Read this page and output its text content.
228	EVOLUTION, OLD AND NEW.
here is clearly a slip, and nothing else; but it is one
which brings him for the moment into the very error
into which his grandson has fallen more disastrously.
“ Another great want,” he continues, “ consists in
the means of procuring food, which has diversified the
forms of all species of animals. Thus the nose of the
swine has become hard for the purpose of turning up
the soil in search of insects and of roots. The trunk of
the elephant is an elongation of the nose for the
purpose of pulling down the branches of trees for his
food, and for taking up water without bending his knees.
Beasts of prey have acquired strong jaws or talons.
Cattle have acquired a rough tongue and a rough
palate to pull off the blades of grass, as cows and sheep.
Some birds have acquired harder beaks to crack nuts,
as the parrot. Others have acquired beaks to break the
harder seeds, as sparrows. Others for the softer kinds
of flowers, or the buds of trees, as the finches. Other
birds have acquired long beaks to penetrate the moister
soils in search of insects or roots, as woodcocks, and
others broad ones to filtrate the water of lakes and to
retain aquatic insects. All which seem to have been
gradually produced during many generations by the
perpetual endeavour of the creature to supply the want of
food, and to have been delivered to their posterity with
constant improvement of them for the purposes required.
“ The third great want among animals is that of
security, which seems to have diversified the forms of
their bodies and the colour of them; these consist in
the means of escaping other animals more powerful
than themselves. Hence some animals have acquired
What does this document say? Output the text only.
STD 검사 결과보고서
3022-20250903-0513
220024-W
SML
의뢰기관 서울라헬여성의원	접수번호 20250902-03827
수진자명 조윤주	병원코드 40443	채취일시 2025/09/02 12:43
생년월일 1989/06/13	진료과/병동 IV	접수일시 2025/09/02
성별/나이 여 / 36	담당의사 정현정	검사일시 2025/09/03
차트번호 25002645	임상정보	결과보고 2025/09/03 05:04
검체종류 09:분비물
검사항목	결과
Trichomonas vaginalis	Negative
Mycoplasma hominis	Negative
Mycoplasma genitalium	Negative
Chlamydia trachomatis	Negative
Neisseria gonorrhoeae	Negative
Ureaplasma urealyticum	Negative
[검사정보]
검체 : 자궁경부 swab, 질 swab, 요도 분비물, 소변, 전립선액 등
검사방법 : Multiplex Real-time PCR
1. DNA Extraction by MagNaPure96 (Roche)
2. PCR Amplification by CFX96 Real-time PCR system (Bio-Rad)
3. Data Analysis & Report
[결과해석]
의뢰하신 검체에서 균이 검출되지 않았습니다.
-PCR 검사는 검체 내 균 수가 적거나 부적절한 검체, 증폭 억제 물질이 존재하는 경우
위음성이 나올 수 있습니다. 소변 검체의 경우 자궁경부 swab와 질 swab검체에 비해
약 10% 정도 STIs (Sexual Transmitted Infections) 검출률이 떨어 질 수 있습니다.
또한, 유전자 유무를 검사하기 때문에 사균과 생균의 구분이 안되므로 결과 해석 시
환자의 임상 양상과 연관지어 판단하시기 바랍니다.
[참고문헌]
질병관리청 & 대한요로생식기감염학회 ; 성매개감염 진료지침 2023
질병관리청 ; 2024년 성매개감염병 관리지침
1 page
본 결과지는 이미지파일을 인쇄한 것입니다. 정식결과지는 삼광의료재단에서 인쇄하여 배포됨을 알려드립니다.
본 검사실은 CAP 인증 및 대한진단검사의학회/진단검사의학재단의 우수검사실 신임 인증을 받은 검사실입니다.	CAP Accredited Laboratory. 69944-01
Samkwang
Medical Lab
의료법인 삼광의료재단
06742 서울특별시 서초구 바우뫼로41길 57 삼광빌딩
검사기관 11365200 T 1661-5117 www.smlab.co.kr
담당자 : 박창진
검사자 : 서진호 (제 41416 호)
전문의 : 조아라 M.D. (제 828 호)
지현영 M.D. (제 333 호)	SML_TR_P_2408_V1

Stated problem:
Exactly reproduce every line of the records.

Answer for this exercise:
Read this page and output its text content.
228	EVOLUTION, OLD AND NEW.
here is clearly a slip, and nothing else; but it is one
which brings him for the moment into the very error
into which his grandson has fallen more disastrously.
“ Another great want,” he continues, “ consists in
the means of procuring food, which has diversified the
forms of all species of animals. Thus the nose of the
swine has become hard for the purpose of turning up
the soil in search of insects and of roots. The trunk of
the elephant is an elongation of the nose for the
purpose of pulling down the branches of trees for his
food, and for taking up water without bending his knees.
Beasts of prey have acquired strong jaws or talons.
Cattle have acquired a rough tongue and a rough
palate to pull off the blades of grass, as cows and sheep.
Some birds have acquired harder beaks to crack nuts,
as the parrot. Others have acquired beaks to break the
harder seeds, as sparrows. Others for the softer kinds
of flowers, or the buds of trees, as the finches. Other
birds have acquired long beaks to penetrate the moister
soils in search of insects or roots, as woodcocks, and
others broad ones to filtrate the water of lakes and to
retain aquatic insects. All which seem to have been
gradually produced during many generations by the
perpetual endeavour of the creature to supply the want of
food, and to have been delivered to their posterity with
constant improvement of them for the purposes required.
“ The third great want among animals is that of
security, which seems to have diversified the forms of
their bodies and the colour of them; these consist in
the means of escaping other animals more powerful
than themselves. Hence some animals have acquired
What does this document say? Output the text only.
STD 검사 결과보고서
3022-20250903-0513
220024-W
SML
의뢰기관 서울라헬여성의원	접수번호 20250902-03827
수진자명 조윤주	병원코드 40443	채취일시 2025/09/02 12:43
생년월일 1989/06/13	진료과/병동 IV	접수일시 2025/09/02
성별/나이 여 / 36	담당의사 정현정	검사일시 2025/09/03
차트번호 25002645	임상정보	결과보고 2025/09/03 05:04
검체종류 09:분비물
검사항목	결과
Trichomonas vaginalis	Negative
Mycoplasma hominis	Negative
Mycoplasma genitalium	Negative
Chlamydia trachomatis	Negative
Neisseria gonorrhoeae	Negative
Ureaplasma urealyticum	Negative
[검사정보]
검체 : 자궁경부 swab, 질 swab, 요도 분비물, 소변, 전립선액 등
검사방법 : Multiplex Real-time PCR
1. DNA Extraction by MagNaPure96 (Roche)
2. PCR Amplification by CFX96 Real-time PCR system (Bio-Rad)
3. Data Analysis & Report
[결과해석]
의뢰하신 검체에서 균이 검출되지 않았습니다.
-PCR 검사는 검체 내 균 수가 적거나 부적절한 검체, 증폭 억제 물질이 존재하는 경우
위음성이 나올 수 있습니다. 소변 검체의 경우 자궁경부 swab와 질 swab검체에 비해
약 10% 정도 STIs (Sexual Transmitted Infections) 검출률이 떨어 질 수 있습니다.
또한, 유전자 유무를 검사하기 때문에 사균과 생균의 구분이 안되므로 결과 해석 시
환자의 임상 양상과 연관지어 판단하시기 바랍니다.
[참고문헌]
질병관리청 & 대한요로생식기감염학회 ; 성매개감염 진료지침 2023
질병관리청 ; 2024년 성매개감염병 관리지침
1 page
본 결과지는 이미지파일을 인쇄한 것입니다. 정식결과지는 삼광의료재단에서 인쇄하여 배포됨을 알려드립니다.
본 검사실은 CAP 인증 및 대한진단검사의학회/진단검사의학재단의 우수검사실 신임 인증을 받은 검사실입니다.	CAP Accredited Laboratory. 69944-01
Samkwang
Medical Lab
의료법인 삼광의료재단
06742 서울특별시 서초구 바우뫼로41길 57 삼광빌딩
검사기관 11365200 T 1661-5117 www.smlab.co.kr
담당자 : 박창진
검사자 : 서진호 (제 41416 호)
전문의 : 조아라 M.D. (제 828 호)
지현영 M.D. (제 333 호)	SML_TR_P_2408_V1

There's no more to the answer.